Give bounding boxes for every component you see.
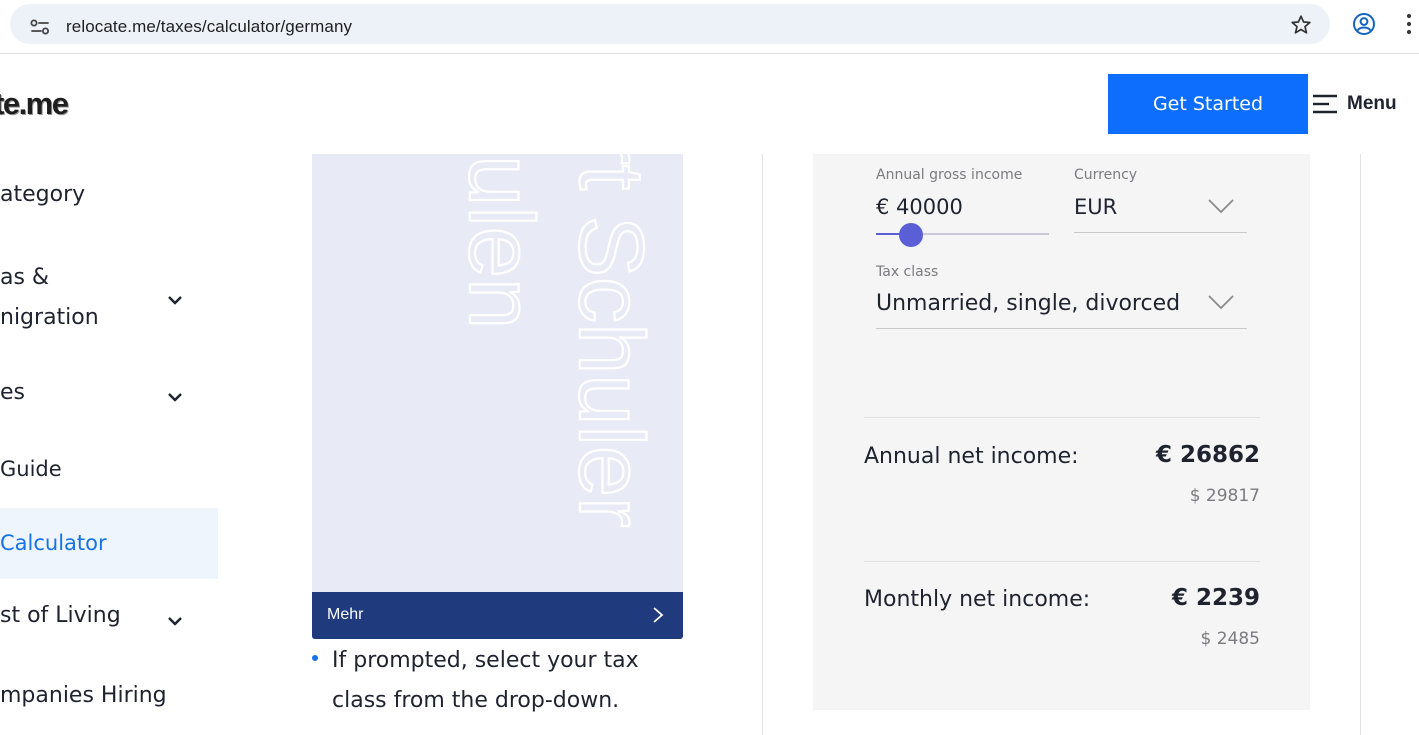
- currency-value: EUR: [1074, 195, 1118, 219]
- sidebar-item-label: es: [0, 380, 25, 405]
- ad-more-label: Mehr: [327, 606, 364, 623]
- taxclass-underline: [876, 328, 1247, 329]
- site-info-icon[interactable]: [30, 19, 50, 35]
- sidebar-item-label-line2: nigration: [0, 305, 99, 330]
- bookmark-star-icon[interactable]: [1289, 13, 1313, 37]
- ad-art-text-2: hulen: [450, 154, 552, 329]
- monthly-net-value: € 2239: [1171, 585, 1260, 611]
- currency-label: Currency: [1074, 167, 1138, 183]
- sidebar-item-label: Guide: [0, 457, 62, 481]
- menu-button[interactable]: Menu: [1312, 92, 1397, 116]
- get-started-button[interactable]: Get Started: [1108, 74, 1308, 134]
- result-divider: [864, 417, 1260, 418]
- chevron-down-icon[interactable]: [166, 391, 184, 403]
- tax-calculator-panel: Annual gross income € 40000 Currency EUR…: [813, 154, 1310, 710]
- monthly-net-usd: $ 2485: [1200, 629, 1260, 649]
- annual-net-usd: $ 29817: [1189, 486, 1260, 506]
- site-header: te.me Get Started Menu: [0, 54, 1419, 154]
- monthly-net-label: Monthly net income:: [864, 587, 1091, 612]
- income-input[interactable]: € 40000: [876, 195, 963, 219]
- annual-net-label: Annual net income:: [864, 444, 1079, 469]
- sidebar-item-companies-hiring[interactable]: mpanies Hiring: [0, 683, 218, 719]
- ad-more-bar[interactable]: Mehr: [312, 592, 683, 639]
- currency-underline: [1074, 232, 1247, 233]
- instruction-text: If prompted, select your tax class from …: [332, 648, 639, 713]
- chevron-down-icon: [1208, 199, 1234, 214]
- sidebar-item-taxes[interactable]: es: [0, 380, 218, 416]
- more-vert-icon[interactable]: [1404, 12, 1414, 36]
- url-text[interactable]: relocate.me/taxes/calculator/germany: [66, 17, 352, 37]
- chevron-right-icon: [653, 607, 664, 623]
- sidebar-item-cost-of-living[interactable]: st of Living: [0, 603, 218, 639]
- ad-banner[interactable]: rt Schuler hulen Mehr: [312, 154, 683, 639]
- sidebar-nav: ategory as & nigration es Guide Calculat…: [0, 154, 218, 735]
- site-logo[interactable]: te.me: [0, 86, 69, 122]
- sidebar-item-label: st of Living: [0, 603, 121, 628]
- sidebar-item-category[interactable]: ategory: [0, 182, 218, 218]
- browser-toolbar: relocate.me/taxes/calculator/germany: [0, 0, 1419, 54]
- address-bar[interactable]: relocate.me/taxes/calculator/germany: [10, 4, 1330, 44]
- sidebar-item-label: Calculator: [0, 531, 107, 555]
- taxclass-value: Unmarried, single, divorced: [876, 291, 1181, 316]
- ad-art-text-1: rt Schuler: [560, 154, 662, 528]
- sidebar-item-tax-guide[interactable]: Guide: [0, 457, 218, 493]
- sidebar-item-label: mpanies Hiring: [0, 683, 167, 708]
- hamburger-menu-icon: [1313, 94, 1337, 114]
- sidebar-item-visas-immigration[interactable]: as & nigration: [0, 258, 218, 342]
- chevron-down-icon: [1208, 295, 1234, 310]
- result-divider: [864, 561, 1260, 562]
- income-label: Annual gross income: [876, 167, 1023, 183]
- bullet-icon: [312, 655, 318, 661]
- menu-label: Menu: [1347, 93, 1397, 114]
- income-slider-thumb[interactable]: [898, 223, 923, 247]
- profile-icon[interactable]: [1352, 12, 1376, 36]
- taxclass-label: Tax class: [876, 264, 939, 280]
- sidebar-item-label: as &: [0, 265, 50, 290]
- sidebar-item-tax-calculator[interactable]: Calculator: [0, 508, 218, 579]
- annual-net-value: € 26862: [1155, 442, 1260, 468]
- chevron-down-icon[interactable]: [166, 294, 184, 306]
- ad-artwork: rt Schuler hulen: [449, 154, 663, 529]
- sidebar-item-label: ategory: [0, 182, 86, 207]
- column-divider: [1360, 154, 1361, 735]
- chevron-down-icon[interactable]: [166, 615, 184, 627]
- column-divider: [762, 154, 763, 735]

* * *

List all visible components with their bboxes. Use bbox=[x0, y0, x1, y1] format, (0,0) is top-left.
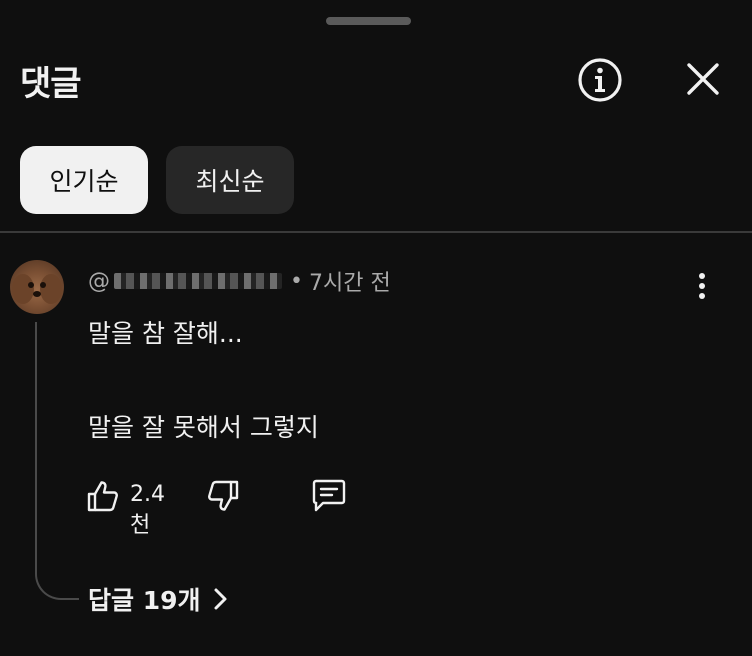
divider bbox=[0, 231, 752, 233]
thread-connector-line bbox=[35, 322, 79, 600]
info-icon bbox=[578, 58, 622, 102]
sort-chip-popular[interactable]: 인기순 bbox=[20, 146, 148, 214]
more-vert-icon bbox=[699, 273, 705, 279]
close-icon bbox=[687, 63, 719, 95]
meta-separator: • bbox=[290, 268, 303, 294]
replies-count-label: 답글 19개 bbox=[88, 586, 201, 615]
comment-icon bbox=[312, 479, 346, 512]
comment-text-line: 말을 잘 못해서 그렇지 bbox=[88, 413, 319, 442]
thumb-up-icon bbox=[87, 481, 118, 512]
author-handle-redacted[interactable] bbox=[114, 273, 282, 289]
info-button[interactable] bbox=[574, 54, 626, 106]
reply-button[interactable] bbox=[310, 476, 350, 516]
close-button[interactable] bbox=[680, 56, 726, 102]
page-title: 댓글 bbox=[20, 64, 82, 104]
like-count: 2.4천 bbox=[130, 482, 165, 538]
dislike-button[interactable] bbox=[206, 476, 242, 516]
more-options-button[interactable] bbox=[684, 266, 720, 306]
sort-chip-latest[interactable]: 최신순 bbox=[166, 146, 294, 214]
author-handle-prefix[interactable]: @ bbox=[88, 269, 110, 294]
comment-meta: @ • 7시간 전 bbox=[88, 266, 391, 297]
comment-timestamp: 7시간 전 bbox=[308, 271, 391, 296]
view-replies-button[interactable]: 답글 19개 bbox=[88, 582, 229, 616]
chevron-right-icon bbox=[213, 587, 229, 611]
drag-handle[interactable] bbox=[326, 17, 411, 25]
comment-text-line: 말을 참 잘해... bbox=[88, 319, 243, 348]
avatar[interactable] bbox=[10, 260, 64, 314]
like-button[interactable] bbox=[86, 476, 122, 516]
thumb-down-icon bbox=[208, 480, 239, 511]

### AIM OF THE TASK
Retype the part of the data that opens with the line containing "- currency-value: EUR: [1074, 195, 1118, 219]" and closes with the line containing "- currency-label: Currency: [1074, 167, 1138, 183]", keeping both of those lines and changing nothing.

### REPLY TO THE EXERCISE
- currency-value: EUR: [1074, 195, 1118, 219]
- sidebar-item-label: es: [0, 380, 25, 405]
- ad-more-label: Mehr: [327, 606, 364, 623]
- taxclass-underline: [876, 328, 1247, 329]
- site-info-icon[interactable]: [30, 19, 50, 35]
- sidebar-item-label-line2: nigration: [0, 305, 99, 330]
- bookmark-star-icon[interactable]: [1289, 13, 1313, 37]
- ad-art-text-2: hulen: [450, 154, 552, 329]
- monthly-net-value: € 2239: [1171, 585, 1260, 611]
- currency-label: Currency: [1074, 167, 1138, 183]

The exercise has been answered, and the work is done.